Task instructions – Render every line of the entries below as a Markdown table with two columns, No. and Text, where No. numbers each row and Text holds the line. Omit blank lines.

Input for this task –

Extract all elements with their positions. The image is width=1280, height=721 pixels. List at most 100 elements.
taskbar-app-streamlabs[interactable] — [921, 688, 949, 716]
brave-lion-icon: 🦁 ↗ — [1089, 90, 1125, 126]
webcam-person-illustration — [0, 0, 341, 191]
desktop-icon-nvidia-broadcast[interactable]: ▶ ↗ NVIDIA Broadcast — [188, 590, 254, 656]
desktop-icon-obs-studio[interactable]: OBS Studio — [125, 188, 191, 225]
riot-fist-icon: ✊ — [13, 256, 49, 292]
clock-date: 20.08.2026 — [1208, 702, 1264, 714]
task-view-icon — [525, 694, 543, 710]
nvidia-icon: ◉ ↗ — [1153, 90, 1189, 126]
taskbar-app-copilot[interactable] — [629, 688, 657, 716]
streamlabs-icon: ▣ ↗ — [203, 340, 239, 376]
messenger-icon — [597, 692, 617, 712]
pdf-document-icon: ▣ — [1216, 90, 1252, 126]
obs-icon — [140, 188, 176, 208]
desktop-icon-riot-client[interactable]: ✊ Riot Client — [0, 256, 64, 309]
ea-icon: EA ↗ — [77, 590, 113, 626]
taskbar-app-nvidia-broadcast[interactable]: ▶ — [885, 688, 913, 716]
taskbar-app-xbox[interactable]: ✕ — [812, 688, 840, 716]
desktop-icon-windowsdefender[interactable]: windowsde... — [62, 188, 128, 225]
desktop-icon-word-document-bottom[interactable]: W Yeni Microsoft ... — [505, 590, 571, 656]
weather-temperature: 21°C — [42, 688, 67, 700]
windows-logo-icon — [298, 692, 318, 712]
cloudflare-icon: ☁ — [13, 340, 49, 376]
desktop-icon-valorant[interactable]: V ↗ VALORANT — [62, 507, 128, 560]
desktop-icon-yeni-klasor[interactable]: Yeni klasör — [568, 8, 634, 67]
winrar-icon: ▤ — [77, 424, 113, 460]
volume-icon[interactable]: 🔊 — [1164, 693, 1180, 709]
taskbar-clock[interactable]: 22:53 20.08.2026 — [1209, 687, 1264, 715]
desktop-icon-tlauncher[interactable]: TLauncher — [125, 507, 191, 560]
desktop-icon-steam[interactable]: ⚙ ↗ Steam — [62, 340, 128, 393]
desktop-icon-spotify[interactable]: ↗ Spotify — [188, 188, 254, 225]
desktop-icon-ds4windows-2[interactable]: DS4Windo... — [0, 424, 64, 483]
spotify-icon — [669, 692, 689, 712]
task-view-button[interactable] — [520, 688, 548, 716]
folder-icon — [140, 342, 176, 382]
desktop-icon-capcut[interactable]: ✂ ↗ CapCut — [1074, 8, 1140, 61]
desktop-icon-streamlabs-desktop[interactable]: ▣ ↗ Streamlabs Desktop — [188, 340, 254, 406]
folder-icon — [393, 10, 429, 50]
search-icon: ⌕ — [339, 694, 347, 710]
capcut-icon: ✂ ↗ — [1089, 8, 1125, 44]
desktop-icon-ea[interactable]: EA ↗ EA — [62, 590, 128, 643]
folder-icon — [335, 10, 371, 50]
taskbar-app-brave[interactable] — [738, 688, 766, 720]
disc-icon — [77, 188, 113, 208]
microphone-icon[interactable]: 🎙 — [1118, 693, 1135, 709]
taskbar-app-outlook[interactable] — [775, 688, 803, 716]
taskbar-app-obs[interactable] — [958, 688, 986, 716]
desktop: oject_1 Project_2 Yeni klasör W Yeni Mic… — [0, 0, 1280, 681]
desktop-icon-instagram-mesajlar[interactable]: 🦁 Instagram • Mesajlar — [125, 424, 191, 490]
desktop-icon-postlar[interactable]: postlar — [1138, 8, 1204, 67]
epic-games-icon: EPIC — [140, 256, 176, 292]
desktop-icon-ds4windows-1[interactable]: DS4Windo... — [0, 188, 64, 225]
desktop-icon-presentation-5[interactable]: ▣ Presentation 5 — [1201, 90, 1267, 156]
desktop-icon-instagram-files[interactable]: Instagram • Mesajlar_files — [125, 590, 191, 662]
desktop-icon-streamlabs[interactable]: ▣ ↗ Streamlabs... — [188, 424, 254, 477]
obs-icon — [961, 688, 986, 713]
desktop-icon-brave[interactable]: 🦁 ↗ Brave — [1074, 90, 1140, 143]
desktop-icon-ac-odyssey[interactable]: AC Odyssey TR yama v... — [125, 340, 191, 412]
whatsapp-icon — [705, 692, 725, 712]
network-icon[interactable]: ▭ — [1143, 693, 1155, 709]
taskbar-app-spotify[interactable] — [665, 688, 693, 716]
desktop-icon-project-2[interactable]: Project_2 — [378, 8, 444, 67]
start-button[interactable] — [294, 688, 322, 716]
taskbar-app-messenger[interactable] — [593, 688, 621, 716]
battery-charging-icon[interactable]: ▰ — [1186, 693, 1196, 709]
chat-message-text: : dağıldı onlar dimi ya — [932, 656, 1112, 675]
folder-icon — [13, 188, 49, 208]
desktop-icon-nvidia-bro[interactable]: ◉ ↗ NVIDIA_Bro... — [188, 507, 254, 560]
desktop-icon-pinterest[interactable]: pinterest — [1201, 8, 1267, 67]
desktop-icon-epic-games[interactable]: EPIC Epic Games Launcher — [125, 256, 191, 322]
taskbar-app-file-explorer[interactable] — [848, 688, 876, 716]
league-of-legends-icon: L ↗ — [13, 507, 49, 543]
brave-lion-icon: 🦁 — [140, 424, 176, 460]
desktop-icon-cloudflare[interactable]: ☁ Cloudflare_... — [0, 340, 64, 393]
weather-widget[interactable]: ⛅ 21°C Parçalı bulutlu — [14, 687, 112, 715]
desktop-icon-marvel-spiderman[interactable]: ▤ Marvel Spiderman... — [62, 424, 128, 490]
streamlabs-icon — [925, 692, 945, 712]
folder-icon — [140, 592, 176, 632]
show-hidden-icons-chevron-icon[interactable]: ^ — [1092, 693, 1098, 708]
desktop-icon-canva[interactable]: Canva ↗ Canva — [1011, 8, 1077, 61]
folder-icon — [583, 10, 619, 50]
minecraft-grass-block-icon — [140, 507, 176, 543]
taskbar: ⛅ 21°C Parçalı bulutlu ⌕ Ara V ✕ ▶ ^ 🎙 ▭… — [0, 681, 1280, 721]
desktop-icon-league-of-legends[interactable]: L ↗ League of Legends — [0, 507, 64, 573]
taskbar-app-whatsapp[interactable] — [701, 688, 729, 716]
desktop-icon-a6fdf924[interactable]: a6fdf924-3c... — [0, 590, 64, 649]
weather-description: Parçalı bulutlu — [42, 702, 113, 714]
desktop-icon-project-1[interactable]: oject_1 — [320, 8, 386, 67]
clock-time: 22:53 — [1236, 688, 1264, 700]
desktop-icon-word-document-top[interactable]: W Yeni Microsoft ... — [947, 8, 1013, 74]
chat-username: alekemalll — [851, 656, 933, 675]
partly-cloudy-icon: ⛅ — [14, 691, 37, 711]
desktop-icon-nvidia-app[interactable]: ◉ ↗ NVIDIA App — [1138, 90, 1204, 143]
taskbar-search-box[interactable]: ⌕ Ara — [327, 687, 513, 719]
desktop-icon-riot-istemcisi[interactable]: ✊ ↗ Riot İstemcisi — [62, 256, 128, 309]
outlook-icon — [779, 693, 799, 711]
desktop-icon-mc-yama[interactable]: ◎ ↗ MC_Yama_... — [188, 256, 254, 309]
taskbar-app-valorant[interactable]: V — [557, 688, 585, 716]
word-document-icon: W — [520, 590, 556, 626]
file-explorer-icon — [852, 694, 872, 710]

Solved exercise –
| No. | Text |
|---|---|
| 1 | Extract all elements with their positions. The image is width=1280, height=721 pixels. List at most 100 elements. |
| 2 | taskbar-app-streamlabs[interactable] — [921, 688, 949, 716] |
| 3 | brave-lion-icon: 🦁 ↗ — [1089, 90, 1125, 126] |
| 4 | webcam-person-illustration — [0, 0, 341, 191] |
| 5 | desktop-icon-nvidia-broadcast[interactable]: ▶ ↗ NVIDIA Broadcast — [188, 590, 254, 656] |
| 6 | desktop-icon-obs-studio[interactable]: OBS Studio — [125, 188, 191, 225] |
| 7 | riot-fist-icon: ✊ — [13, 256, 49, 292] |
| 8 | clock-date: 20.08.2026 — [1208, 702, 1264, 714] |
| 9 | task-view-icon — [525, 694, 543, 710] |
| 10 | nvidia-icon: ◉ ↗ — [1153, 90, 1189, 126] |
| 11 | taskbar-app-copilot[interactable] — [629, 688, 657, 716] |
| 12 | streamlabs-icon: ▣ ↗ — [203, 340, 239, 376] |
| 13 | messenger-icon — [597, 692, 617, 712] |
| 14 | pdf-document-icon: ▣ — [1216, 90, 1252, 126] |
| 15 | obs-icon — [140, 188, 176, 208] |
| 16 | desktop-icon-riot-client[interactable]: ✊ Riot Client — [0, 256, 64, 309] |
| 17 | ea-icon: EA ↗ — [77, 590, 113, 626] |
| 18 | taskbar-app-nvidia-broadcast[interactable]: ▶ — [885, 688, 913, 716] |
| 19 | taskbar-app-xbox[interactable]: ✕ — [812, 688, 840, 716] |
| 20 | desktop-icon-windowsdefender[interactable]: windowsde... — [62, 188, 128, 225] |
| 21 | desktop-icon-word-document-bottom[interactable]: W Yeni Microsoft ... — [505, 590, 571, 656] |
| 22 | weather-temperature: 21°C — [42, 688, 67, 700] |
| 23 | windows-logo-icon — [298, 692, 318, 712] |
| 24 | cloudflare-icon: ☁ — [13, 340, 49, 376] |
| 25 | desktop-icon-valorant[interactable]: V ↗ VALORANT — [62, 507, 128, 560] |
| 26 | desktop-icon-yeni-klasor[interactable]: Yeni klasör — [568, 8, 634, 67] |
| 27 | winrar-icon: ▤ — [77, 424, 113, 460] |
| 28 | volume-icon[interactable]: 🔊 — [1164, 693, 1180, 709] |
| 29 | taskbar-clock[interactable]: 22:53 20.08.2026 — [1209, 687, 1264, 715] |
| 30 | desktop-icon-tlauncher[interactable]: TLauncher — [125, 507, 191, 560] |
| 31 | desktop-icon-steam[interactable]: ⚙ ↗ Steam — [62, 340, 128, 393] |
| 32 | desktop-icon-spotify[interactable]: ↗ Spotify — [188, 188, 254, 225] |
| 33 | desktop-icon-ds4windows-2[interactable]: DS4Windo... — [0, 424, 64, 483] |
| 34 | spotify-icon — [669, 692, 689, 712] |
| 35 | task-view-button[interactable] — [520, 688, 548, 716] |
| 36 | folder-icon — [140, 342, 176, 382] |
| 37 | desktop-icon-capcut[interactable]: ✂ ↗ CapCut — [1074, 8, 1140, 61] |
| 38 | desktop-icon-streamlabs-desktop[interactable]: ▣ ↗ Streamlabs Desktop — [188, 340, 254, 406] |
| 39 | folder-icon — [393, 10, 429, 50] |
| 40 | search-icon: ⌕ — [339, 694, 347, 710] |
| 41 | capcut-icon: ✂ ↗ — [1089, 8, 1125, 44] |
| 42 | desktop-icon-ea[interactable]: EA ↗ EA — [62, 590, 128, 643] |
| 43 | folder-icon — [335, 10, 371, 50] |
| 44 | taskbar-app-brave[interactable] — [738, 688, 766, 720] |
| 45 | disc-icon — [77, 188, 113, 208] |
| 46 | microphone-icon[interactable]: 🎙 — [1118, 693, 1135, 709] |
| 47 | taskbar-app-outlook[interactable] — [775, 688, 803, 716] |
| 48 | taskbar-app-obs[interactable] — [958, 688, 986, 716] |
| 49 | desktop: oject_1 Project_2 Yeni klasör W Yeni Mic… — [0, 0, 1280, 681] |
| 50 | desktop-icon-instagram-mesajlar[interactable]: 🦁 Instagram • Mesajlar — [125, 424, 191, 490] |
| 51 | desktop-icon-postlar[interactable]: postlar — [1138, 8, 1204, 67] |
| 52 | epic-games-icon: EPIC — [140, 256, 176, 292] |
| 53 | desktop-icon-ds4windows-1[interactable]: DS4Windo... — [0, 188, 64, 225] |
| 54 | desktop-icon-presentation-5[interactable]: ▣ Presentation 5 — [1201, 90, 1267, 156] |
| 55 | desktop-icon-instagram-files[interactable]: Instagram • Mesajlar_files — [125, 590, 191, 662] |
| 56 | desktop-icon-streamlabs[interactable]: ▣ ↗ Streamlabs... — [188, 424, 254, 477] |
| 57 | obs-icon — [961, 688, 986, 713] |
| 58 | desktop-icon-brave[interactable]: 🦁 ↗ Brave — [1074, 90, 1140, 143] |
| 59 | desktop-icon-ac-odyssey[interactable]: AC Odyssey TR yama v... — [125, 340, 191, 412] |
| 60 | whatsapp-icon — [705, 692, 725, 712] |
| 61 | network-icon[interactable]: ▭ — [1143, 693, 1155, 709] |
| 62 | taskbar-app-spotify[interactable] — [665, 688, 693, 716] |
| 63 | desktop-icon-project-2[interactable]: Project_2 — [378, 8, 444, 67] |
| 64 | start-button[interactable] — [294, 688, 322, 716] |
| 65 | taskbar-app-messenger[interactable] — [593, 688, 621, 716] |
| 66 | battery-charging-icon[interactable]: ▰ — [1186, 693, 1196, 709] |
| 67 | chat-message-text: : dağıldı onlar dimi ya — [932, 656, 1112, 675] |
| 68 | folder-icon — [13, 188, 49, 208] |
| 69 | desktop-icon-nvidia-bro[interactable]: ◉ ↗ NVIDIA_Bro... — [188, 507, 254, 560] |
| 70 | desktop-icon-pinterest[interactable]: pinterest — [1201, 8, 1267, 67] |
| 71 | desktop-icon-epic-games[interactable]: EPIC Epic Games Launcher — [125, 256, 191, 322] |
| 72 | taskbar-app-file-explorer[interactable] — [848, 688, 876, 716] |
| 73 | league-of-legends-icon: L ↗ — [13, 507, 49, 543] |
| 74 | brave-lion-icon: 🦁 — [140, 424, 176, 460] |
| 75 | desktop-icon-cloudflare[interactable]: ☁ Cloudflare_... — [0, 340, 64, 393] |
| 76 | weather-widget[interactable]: ⛅ 21°C Parçalı bulutlu — [14, 687, 112, 715] |
| 77 | desktop-icon-marvel-spiderman[interactable]: ▤ Marvel Spiderman... — [62, 424, 128, 490] |
| 78 | streamlabs-icon — [925, 692, 945, 712] |
| 79 | folder-icon — [140, 592, 176, 632] |
| 80 | show-hidden-icons-chevron-icon[interactable]: ^ — [1092, 693, 1098, 708] |
| 81 | desktop-icon-canva[interactable]: Canva ↗ Canva — [1011, 8, 1077, 61] |
| 82 | folder-icon — [583, 10, 619, 50] |
| 83 | minecraft-grass-block-icon — [140, 507, 176, 543] |
| 84 | taskbar: ⛅ 21°C Parçalı bulutlu ⌕ Ara V ✕ ▶ ^ 🎙 ▭… — [0, 681, 1280, 721] |
| 85 | desktop-icon-league-of-legends[interactable]: L ↗ League of Legends — [0, 507, 64, 573] |
| 86 | taskbar-app-whatsapp[interactable] — [701, 688, 729, 716] |
| 87 | desktop-icon-a6fdf924[interactable]: a6fdf924-3c... — [0, 590, 64, 649] |
| 88 | weather-description: Parçalı bulutlu — [42, 702, 113, 714] |
| 89 | desktop-icon-project-1[interactable]: oject_1 — [320, 8, 386, 67] |
| 90 | clock-time: 22:53 — [1236, 688, 1264, 700] |
| 91 | desktop-icon-word-document-top[interactable]: W Yeni Microsoft ... — [947, 8, 1013, 74] |
| 92 | chat-username: alekemalll — [851, 656, 933, 675] |
| 93 | partly-cloudy-icon: ⛅ — [14, 691, 37, 711] |
| 94 | desktop-icon-nvidia-app[interactable]: ◉ ↗ NVIDIA App — [1138, 90, 1204, 143] |
| 95 | taskbar-search-box[interactable]: ⌕ Ara — [327, 687, 513, 719] |
| 96 | desktop-icon-riot-istemcisi[interactable]: ✊ ↗ Riot İstemcisi — [62, 256, 128, 309] |
| 97 | outlook-icon — [779, 693, 799, 711] |
| 98 | desktop-icon-mc-yama[interactable]: ◎ ↗ MC_Yama_... — [188, 256, 254, 309] |
| 99 | taskbar-app-valorant[interactable]: V — [557, 688, 585, 716] |
| 100 | word-document-icon: W — [520, 590, 556, 626] |
| 101 | file-explorer-icon — [852, 694, 872, 710] |